Exercise goal:
Gather, from the data below, each line in which the word "video" occurs.

Records contained in a dataset
--
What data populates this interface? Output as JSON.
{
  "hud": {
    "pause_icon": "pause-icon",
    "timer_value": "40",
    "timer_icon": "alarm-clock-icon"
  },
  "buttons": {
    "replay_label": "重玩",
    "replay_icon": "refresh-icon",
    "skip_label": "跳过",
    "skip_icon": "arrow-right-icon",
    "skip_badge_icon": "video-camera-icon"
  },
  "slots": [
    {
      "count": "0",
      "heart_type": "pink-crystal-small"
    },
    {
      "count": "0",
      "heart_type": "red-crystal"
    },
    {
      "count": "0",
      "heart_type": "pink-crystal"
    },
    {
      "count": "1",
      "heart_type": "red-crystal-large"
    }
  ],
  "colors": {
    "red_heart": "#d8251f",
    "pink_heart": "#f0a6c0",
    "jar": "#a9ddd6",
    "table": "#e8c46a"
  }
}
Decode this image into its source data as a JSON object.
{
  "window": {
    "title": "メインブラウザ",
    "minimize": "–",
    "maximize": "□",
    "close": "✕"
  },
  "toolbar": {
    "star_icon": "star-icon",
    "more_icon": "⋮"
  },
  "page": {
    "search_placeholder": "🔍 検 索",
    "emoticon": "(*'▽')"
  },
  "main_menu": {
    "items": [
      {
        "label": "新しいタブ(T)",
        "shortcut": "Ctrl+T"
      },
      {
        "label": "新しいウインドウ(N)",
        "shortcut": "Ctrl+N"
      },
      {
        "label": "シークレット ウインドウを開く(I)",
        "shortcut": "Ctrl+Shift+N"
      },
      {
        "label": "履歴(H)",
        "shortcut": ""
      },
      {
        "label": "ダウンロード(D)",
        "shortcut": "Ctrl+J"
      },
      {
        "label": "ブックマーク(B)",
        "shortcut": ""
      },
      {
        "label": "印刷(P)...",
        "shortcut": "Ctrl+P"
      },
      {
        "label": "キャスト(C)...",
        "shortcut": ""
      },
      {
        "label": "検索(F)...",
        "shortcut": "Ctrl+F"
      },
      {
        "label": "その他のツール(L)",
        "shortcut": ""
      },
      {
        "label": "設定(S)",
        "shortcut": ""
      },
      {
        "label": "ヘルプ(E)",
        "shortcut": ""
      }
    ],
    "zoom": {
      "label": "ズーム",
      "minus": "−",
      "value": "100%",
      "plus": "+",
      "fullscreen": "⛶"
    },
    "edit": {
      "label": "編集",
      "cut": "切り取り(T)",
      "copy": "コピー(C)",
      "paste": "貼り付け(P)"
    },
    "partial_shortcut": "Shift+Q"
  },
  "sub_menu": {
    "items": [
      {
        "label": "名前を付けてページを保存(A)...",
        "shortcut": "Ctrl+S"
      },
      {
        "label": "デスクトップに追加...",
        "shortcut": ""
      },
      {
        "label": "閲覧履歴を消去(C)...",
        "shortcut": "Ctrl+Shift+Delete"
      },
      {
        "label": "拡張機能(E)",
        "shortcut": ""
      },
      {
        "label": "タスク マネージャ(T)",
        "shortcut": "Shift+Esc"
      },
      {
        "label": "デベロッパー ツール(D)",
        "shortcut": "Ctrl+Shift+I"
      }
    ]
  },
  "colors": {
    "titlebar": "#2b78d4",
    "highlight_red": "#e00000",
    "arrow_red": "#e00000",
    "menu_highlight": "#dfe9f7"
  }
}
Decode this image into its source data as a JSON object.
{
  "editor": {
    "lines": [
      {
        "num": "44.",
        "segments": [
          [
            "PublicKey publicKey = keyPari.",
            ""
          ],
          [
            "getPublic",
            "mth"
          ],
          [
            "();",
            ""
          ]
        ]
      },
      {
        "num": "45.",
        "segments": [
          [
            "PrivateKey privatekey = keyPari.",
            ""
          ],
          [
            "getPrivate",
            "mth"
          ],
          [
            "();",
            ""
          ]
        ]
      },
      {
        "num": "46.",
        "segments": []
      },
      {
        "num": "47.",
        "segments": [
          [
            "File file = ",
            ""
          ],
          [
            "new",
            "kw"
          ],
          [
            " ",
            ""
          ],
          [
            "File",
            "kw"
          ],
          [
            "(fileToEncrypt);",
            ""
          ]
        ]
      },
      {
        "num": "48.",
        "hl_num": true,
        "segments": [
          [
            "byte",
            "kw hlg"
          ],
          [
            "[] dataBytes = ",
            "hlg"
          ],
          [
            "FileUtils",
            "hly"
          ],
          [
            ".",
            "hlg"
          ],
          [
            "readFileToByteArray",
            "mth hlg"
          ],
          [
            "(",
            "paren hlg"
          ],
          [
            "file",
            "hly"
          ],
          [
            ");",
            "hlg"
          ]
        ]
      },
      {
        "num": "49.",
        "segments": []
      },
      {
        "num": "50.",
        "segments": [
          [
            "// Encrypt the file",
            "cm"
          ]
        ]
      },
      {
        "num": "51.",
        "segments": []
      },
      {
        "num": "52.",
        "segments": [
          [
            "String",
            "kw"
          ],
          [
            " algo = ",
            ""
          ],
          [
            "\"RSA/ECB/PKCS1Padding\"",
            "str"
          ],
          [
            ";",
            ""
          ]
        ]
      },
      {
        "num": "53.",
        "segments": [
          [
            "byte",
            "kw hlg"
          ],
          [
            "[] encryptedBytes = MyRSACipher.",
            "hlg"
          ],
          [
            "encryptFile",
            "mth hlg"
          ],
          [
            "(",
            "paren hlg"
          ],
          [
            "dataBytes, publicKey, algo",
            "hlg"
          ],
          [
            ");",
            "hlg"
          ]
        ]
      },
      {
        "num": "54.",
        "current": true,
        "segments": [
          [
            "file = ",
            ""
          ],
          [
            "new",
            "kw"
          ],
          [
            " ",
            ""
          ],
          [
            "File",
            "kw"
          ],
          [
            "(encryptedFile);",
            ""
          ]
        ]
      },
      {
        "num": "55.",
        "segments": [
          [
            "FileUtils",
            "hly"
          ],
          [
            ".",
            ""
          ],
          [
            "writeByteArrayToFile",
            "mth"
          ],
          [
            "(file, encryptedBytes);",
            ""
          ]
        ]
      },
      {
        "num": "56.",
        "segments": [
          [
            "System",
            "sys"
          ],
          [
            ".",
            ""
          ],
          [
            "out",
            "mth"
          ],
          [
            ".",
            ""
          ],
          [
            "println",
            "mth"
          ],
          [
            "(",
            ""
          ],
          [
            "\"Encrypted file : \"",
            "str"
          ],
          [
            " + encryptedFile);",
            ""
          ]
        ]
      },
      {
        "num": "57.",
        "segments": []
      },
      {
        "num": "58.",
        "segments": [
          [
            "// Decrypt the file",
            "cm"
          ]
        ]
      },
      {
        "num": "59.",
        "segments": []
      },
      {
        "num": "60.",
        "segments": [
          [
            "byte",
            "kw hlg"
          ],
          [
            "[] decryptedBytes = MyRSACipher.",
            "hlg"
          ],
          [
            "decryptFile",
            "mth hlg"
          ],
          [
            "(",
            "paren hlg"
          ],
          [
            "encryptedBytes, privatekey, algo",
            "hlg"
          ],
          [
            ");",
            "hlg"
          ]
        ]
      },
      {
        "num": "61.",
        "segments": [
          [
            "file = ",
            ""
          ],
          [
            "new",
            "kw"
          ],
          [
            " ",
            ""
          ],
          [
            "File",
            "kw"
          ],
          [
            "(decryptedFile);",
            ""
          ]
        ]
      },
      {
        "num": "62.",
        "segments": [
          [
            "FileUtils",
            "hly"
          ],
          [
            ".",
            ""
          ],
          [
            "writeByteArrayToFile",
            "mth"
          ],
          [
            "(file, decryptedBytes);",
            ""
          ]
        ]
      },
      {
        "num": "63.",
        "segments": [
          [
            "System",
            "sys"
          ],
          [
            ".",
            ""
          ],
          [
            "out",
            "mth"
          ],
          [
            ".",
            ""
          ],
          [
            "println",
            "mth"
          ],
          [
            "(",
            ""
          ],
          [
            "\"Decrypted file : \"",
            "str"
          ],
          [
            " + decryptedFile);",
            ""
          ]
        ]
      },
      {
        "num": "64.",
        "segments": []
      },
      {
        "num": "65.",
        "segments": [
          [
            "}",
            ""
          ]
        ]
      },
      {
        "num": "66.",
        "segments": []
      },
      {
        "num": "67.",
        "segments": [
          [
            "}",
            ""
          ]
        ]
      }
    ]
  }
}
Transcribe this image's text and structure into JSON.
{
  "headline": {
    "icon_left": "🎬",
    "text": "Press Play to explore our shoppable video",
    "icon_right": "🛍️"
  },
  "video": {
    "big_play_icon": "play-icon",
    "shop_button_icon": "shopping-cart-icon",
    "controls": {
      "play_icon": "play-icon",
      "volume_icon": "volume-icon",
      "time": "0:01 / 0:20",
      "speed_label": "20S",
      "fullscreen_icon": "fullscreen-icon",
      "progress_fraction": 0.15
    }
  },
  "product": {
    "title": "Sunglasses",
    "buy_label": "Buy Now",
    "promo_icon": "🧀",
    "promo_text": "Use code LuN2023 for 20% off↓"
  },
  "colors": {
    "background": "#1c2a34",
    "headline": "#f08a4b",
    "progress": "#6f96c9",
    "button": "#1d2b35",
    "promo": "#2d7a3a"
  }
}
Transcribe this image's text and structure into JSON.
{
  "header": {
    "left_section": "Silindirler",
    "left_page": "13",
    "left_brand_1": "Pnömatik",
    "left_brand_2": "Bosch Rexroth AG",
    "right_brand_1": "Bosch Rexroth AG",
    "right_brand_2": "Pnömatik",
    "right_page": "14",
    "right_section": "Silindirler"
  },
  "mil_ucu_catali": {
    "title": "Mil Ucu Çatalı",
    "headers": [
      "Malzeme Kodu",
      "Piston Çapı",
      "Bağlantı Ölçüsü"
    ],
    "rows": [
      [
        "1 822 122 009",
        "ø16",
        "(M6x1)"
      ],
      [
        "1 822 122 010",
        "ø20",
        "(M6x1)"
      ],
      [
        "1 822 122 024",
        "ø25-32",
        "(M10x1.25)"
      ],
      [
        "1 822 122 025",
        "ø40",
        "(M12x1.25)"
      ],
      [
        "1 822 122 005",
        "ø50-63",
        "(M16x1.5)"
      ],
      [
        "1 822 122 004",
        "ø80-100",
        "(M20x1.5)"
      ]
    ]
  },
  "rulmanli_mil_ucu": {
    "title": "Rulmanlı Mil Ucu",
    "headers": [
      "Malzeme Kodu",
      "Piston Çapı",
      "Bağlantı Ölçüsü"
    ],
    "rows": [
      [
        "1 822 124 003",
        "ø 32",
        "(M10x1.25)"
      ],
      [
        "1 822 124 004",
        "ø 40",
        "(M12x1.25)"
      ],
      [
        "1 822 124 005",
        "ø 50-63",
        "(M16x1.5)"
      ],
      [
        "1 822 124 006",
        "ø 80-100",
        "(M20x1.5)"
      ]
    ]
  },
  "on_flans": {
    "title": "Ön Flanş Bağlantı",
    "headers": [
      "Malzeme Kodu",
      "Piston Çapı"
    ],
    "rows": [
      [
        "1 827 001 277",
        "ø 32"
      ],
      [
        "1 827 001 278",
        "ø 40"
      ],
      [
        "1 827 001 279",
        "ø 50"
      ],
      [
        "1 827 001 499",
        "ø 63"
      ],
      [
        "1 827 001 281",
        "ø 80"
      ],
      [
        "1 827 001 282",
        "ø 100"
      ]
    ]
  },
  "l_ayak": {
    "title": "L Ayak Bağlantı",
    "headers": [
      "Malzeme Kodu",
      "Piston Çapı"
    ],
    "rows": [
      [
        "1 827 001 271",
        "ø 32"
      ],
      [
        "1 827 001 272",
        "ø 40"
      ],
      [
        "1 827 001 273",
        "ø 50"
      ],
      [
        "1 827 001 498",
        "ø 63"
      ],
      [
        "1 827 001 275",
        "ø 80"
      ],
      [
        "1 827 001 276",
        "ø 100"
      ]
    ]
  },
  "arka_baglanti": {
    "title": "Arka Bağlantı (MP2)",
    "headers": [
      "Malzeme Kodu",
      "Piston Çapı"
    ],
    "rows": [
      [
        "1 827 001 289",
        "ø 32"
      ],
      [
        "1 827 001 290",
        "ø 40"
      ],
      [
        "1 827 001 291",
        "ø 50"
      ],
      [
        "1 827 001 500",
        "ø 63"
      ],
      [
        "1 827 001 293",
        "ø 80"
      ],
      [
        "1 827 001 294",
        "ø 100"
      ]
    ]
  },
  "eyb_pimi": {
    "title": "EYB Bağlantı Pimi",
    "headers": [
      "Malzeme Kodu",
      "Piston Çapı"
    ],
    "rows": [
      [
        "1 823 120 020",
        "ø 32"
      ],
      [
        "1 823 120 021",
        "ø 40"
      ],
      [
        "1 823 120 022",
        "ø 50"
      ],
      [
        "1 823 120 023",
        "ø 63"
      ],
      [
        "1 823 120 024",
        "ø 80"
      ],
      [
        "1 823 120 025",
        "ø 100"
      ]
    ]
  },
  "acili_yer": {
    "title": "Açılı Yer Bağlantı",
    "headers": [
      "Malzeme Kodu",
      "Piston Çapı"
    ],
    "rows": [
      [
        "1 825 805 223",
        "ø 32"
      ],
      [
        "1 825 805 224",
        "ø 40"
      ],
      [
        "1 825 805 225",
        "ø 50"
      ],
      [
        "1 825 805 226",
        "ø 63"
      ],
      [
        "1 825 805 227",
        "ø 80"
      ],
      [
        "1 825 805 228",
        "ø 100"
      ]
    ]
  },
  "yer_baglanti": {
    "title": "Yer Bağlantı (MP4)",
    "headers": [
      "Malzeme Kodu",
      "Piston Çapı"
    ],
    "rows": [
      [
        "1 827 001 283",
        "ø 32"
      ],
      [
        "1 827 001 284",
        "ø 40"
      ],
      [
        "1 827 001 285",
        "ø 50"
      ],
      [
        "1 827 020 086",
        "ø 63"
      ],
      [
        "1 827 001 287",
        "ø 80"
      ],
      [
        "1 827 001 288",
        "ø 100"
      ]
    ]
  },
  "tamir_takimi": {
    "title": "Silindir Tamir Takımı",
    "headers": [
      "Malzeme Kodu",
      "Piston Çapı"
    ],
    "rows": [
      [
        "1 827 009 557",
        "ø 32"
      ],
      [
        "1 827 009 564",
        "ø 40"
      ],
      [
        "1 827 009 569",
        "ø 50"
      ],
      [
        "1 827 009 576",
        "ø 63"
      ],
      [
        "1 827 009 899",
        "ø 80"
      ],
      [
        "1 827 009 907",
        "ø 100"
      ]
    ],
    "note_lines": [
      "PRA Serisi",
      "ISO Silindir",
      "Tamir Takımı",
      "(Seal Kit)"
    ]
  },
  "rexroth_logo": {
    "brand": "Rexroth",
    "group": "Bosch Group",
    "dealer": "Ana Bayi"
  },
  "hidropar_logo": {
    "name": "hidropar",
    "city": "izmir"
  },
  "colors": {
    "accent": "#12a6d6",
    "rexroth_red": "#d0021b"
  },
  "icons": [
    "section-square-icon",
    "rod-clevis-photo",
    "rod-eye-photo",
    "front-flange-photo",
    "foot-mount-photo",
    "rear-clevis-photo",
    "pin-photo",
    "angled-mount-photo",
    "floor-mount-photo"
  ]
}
--
Complete answer:
    "skip_badge_icon": "video-camera-icon"
    "text": "Press Play to explore our shoppable video",
  "video": {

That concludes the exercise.